/---

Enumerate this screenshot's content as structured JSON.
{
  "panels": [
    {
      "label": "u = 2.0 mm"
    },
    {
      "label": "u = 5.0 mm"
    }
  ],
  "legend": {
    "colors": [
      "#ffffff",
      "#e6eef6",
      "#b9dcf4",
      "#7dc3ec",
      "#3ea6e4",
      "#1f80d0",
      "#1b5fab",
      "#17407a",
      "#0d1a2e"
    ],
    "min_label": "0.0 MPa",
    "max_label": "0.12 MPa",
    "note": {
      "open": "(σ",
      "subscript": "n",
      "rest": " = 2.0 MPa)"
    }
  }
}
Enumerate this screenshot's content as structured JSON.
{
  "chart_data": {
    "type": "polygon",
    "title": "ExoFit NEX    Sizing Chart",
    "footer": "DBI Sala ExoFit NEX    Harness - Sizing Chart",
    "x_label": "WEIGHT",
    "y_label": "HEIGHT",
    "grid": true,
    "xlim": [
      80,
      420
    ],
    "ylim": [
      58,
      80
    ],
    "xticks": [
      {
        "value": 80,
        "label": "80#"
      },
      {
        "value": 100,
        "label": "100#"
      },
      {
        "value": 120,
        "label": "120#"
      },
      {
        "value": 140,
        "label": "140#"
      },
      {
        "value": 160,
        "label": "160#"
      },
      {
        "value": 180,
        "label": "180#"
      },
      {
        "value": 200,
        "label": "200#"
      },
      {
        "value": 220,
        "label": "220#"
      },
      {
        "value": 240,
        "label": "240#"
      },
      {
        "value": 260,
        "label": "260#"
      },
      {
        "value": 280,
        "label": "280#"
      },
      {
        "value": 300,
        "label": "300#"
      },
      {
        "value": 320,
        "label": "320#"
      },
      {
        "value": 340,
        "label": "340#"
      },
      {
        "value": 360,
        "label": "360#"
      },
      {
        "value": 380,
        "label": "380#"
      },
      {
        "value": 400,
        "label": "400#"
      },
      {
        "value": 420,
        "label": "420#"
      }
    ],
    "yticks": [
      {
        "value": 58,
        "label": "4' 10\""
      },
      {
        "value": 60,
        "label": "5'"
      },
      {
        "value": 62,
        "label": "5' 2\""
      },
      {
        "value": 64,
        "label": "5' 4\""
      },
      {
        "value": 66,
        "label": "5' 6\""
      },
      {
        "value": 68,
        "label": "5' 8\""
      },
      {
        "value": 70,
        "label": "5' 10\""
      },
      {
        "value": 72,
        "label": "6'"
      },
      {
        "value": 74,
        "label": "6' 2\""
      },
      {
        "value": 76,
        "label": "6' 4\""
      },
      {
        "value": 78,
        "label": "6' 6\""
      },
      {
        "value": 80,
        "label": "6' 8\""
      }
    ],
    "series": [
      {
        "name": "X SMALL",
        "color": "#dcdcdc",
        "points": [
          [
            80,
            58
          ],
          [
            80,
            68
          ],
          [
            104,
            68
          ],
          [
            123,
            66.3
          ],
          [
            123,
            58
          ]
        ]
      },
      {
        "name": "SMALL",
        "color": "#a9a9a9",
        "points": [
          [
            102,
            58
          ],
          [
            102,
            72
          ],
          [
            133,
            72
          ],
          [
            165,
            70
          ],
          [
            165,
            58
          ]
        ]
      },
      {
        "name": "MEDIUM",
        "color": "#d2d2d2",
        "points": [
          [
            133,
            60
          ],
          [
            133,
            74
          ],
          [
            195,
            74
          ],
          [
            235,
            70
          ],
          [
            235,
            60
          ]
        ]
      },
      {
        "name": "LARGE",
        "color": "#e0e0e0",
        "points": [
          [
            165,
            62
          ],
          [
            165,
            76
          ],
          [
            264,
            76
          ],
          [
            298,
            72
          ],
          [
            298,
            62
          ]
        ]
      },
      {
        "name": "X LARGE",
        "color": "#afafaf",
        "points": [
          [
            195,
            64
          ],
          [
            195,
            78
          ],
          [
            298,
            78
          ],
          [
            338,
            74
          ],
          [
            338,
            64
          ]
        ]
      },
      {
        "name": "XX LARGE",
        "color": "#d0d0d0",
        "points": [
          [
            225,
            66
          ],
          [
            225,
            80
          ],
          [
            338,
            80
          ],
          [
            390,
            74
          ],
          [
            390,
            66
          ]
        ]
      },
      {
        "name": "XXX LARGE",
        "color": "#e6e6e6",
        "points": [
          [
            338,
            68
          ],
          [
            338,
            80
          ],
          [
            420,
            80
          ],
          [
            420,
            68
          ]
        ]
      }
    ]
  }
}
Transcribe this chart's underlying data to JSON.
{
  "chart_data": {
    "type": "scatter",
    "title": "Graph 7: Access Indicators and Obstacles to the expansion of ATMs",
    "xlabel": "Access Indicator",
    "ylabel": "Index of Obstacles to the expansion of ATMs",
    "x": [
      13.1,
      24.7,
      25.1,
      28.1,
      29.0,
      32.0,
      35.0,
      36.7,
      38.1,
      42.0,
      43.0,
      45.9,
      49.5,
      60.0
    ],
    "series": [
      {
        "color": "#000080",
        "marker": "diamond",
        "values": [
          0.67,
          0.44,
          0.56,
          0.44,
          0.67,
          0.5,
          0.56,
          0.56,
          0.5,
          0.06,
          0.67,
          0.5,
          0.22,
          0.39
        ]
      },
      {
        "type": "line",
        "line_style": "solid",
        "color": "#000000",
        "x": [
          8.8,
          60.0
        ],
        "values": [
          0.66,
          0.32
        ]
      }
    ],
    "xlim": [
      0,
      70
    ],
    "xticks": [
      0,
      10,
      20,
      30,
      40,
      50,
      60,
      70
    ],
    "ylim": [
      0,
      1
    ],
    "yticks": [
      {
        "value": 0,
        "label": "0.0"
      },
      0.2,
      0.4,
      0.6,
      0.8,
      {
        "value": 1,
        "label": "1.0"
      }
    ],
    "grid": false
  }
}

\---

Work required: Quote each line of the data above exactly as written.

Full solution:
Enumerate this screenshot's content as structured JSON.
{
  "panels": [
    {
      "label": "u = 2.0 mm"
    },
    {
      "label": "u = 5.0 mm"
    }
  ],
  "legend": {
    "colors": [
      "#ffffff",
      "#e6eef6",
      "#b9dcf4",
      "#7dc3ec",
      "#3ea6e4",
      "#1f80d0",
      "#1b5fab",
      "#17407a",
      "#0d1a2e"
    ],
    "min_label": "0.0 MPa",
    "max_label": "0.12 MPa",
    "note": {
      "open": "(σ",
      "subscript": "n",
      "rest": " = 2.0 MPa)"
    }
  }
}
Enumerate this screenshot's content as structured JSON.
{
  "chart_data": {
    "type": "polygon",
    "title": "ExoFit NEX    Sizing Chart",
    "footer": "DBI Sala ExoFit NEX    Harness - Sizing Chart",
    "x_label": "WEIGHT",
    "y_label": "HEIGHT",
    "grid": true,
    "xlim": [
      80,
      420
    ],
    "ylim": [
      58,
      80
    ],
    "xticks": [
      {
        "value": 80,
        "label": "80#"
      },
      {
        "value": 100,
        "label": "100#"
      },
      {
        "value": 120,
        "label": "120#"
      },
      {
        "value": 140,
        "label": "140#"
      },
      {
        "value": 160,
        "label": "160#"
      },
      {
        "value": 180,
        "label": "180#"
      },
      {
        "value": 200,
        "label": "200#"
      },
      {
        "value": 220,
        "label": "220#"
      },
      {
        "value": 240,
        "label": "240#"
      },
      {
        "value": 260,
        "label": "260#"
      },
      {
        "value": 280,
        "label": "280#"
      },
      {
        "value": 300,
        "label": "300#"
      },
      {
        "value": 320,
        "label": "320#"
      },
      {
        "value": 340,
        "label": "340#"
      },
      {
        "value": 360,
        "label": "360#"
      },
      {
        "value": 380,
        "label": "380#"
      },
      {
        "value": 400,
        "label": "400#"
      },
      {
        "value": 420,
        "label": "420#"
      }
    ],
    "yticks": [
      {
        "value": 58,
        "label": "4' 10\""
      },
      {
        "value": 60,
        "label": "5'"
      },
      {
        "value": 62,
        "label": "5' 2\""
      },
      {
        "value": 64,
        "label": "5' 4\""
      },
      {
        "value": 66,
        "label": "5' 6\""
      },
      {
        "value": 68,
        "label": "5' 8\""
      },
      {
        "value": 70,
        "label": "5' 10\""
      },
      {
        "value": 72,
        "label": "6'"
      },
      {
        "value": 74,
        "label": "6' 2\""
      },
      {
        "value": 76,
        "label": "6' 4\""
      },
      {
        "value": 78,
        "label": "6' 6\""
      },
      {
        "value": 80,
        "label": "6' 8\""
      }
    ],
    "series": [
      {
        "name": "X SMALL",
        "color": "#dcdcdc",
        "points": [
          [
            80,
            58
          ],
          [
            80,
            68
          ],
          [
            104,
            68
          ],
          [
            123,
            66.3
          ],
          [
            123,
            58
          ]
        ]
      },
      {
        "name": "SMALL",
        "color": "#a9a9a9",
        "points": [
          [
            102,
            58
          ],
          [
            102,
            72
          ],
          [
            133,
            72
          ],
          [
            165,
            70
          ],
          [
            165,
            58
          ]
        ]
      },
      {
        "name": "MEDIUM",
        "color": "#d2d2d2",
        "points": [
          [
            133,
            60
          ],
          [
            133,
            74
          ],
          [
            195,
            74
          ],
          [
            235,
            70
          ],
          [
            235,
            60
          ]
        ]
      },
      {
        "name": "LARGE",
        "color": "#e0e0e0",
        "points": [
          [
            165,
            62
          ],
          [
            165,
            76
          ],
          [
            264,
            76
          ],
          [
            298,
            72
          ],
          [
            298,
            62
          ]
        ]
      },
      {
        "name": "X LARGE",
        "color": "#afafaf",
        "points": [
          [
            195,
            64
          ],
          [
            195,
            78
          ],
          [
            298,
            78
          ],
          [
            338,
            74
          ],
          [
            338,
            64
          ]
        ]
      },
      {
        "name": "XX LARGE",
        "color": "#d0d0d0",
        "points": [
          [
            225,
            66
          ],
          [
            225,
            80
          ],
          [
            338,
            80
          ],
          [
            390,
            74
          ],
          [
            390,
            66
          ]
        ]
      },
      {
        "name": "XXX LARGE",
        "color": "#e6e6e6",
        "points": [
          [
            338,
            68
          ],
          [
            338,
            80
          ],
          [
            420,
            80
          ],
          [
            420,
            68
          ]
        ]
      }
    ]
  }
}
Transcribe this chart's underlying data to JSON.
{
  "chart_data": {
    "type": "scatter",
    "title": "Graph 7: Access Indicators and Obstacles to the expansion of ATMs",
    "xlabel": "Access Indicator",
    "ylabel": "Index of Obstacles to the expansion of ATMs",
    "x": [
      13.1,
      24.7,
      25.1,
      28.1,
      29.0,
      32.0,
      35.0,
      36.7,
      38.1,
      42.0,
      43.0,
      45.9,
      49.5,
      60.0
    ],
    "series": [
      {
        "color": "#000080",
        "marker": "diamond",
        "values": [
          0.67,
          0.44,
          0.56,
          0.44,
          0.67,
          0.5,
          0.56,
          0.56,
          0.5,
          0.06,
          0.67,
          0.5,
          0.22,
          0.39
        ]
      },
      {
        "type": "line",
        "line_style": "solid",
        "color": "#000000",
        "x": [
          8.8,
          60.0
        ],
        "values": [
          0.66,
          0.32
        ]
      }
    ],
    "xlim": [
      0,
      70
    ],
    "xticks": [
      0,
      10,
      20,
      30,
      40,
      50,
      60,
      70
    ],
    "ylim": [
      0,
      1
    ],
    "yticks": [
      {
        "value": 0,
        "label": "0.0"
      },
      0.2,
      0.4,
      0.6,
      0.8,
      {
        "value": 1,
        "label": "1.0"
      }
    ],
    "grid": false
  }
}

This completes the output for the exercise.